== Records shown ==
══════

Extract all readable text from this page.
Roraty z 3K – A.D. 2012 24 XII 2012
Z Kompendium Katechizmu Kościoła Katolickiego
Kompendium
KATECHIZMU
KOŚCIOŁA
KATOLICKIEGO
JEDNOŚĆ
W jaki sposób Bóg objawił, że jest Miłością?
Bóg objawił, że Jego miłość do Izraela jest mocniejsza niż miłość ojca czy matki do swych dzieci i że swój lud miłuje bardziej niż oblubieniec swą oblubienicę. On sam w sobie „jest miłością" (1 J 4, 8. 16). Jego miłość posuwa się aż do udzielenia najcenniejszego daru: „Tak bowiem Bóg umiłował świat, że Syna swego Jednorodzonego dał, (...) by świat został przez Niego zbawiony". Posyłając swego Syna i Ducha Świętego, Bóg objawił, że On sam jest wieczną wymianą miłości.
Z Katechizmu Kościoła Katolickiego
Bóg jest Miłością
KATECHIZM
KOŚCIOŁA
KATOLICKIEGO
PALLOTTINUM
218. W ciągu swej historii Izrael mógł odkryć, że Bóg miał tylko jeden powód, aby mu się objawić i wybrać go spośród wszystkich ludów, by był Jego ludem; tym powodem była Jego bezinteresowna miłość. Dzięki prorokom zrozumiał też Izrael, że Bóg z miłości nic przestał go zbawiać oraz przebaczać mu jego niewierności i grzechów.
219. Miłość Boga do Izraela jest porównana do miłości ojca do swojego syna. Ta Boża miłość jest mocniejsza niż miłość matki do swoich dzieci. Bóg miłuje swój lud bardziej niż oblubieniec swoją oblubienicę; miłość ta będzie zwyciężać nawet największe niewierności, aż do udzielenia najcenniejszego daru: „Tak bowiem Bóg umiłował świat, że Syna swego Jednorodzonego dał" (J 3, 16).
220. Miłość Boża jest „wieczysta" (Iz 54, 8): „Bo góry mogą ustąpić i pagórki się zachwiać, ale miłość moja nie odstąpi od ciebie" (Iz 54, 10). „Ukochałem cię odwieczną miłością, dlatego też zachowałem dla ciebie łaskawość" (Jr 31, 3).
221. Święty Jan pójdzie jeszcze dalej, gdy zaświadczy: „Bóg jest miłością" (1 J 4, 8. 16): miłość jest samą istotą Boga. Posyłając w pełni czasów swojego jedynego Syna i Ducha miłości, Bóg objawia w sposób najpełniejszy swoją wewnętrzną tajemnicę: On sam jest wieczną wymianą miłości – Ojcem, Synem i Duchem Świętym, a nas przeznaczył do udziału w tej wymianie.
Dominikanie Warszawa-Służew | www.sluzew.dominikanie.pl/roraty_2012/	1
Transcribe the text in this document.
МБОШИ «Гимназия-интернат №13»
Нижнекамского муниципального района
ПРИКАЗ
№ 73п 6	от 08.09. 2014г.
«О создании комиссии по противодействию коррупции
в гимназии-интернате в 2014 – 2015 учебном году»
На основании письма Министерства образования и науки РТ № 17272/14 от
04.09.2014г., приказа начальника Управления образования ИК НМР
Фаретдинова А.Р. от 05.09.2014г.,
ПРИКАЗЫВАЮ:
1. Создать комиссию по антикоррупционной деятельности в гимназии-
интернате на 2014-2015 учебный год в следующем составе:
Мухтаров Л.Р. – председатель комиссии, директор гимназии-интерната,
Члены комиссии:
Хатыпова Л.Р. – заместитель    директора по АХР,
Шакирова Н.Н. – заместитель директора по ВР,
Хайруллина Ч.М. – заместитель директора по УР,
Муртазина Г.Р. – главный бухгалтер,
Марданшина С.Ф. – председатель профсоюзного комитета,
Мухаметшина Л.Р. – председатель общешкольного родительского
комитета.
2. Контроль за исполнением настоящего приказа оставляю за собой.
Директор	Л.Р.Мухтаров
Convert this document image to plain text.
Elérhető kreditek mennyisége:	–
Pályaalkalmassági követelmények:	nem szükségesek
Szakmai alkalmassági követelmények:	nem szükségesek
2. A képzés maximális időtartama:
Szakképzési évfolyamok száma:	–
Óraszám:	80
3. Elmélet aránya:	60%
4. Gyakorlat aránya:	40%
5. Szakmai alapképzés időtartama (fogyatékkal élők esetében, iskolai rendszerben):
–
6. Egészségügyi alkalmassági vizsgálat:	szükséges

══════

== Problem to work on ==
Which lines in the records above contain the string "bowiem"? Copy each one.

== Result of this exercise ==
Bóg objawił, że Jego miłość do Izraela jest mocniejsza niż miłość ojca czy matki do swych dzieci i że swój lud miłuje bardziej niż oblubieniec swą oblubienicę. On sam w sobie „jest miłością" (1 J 4, 8. 16). Jego miłość posuwa się aż do udzielenia najcenniejszego daru: „Tak bowiem Bóg umiłował świat, że Syna swego Jednorodzonego dał, (...) by świat został przez Niego zbawiony". Posyłając swego Syna i Ducha Świętego, Bóg objawił, że On sam jest wieczną wymianą miłości.
219. Miłość Boga do Izraela jest porównana do miłości ojca do swojego syna. Ta Boża miłość jest mocniejsza niż miłość matki do swoich dzieci. Bóg miłuje swój lud bardziej niż oblubieniec swoją oblubienicę; miłość ta będzie zwyciężać nawet największe niewierności, aż do udzielenia najcenniejszego daru: „Tak bowiem Bóg umiłował świat, że Syna swego Jednorodzonego dał" (J 3, 16).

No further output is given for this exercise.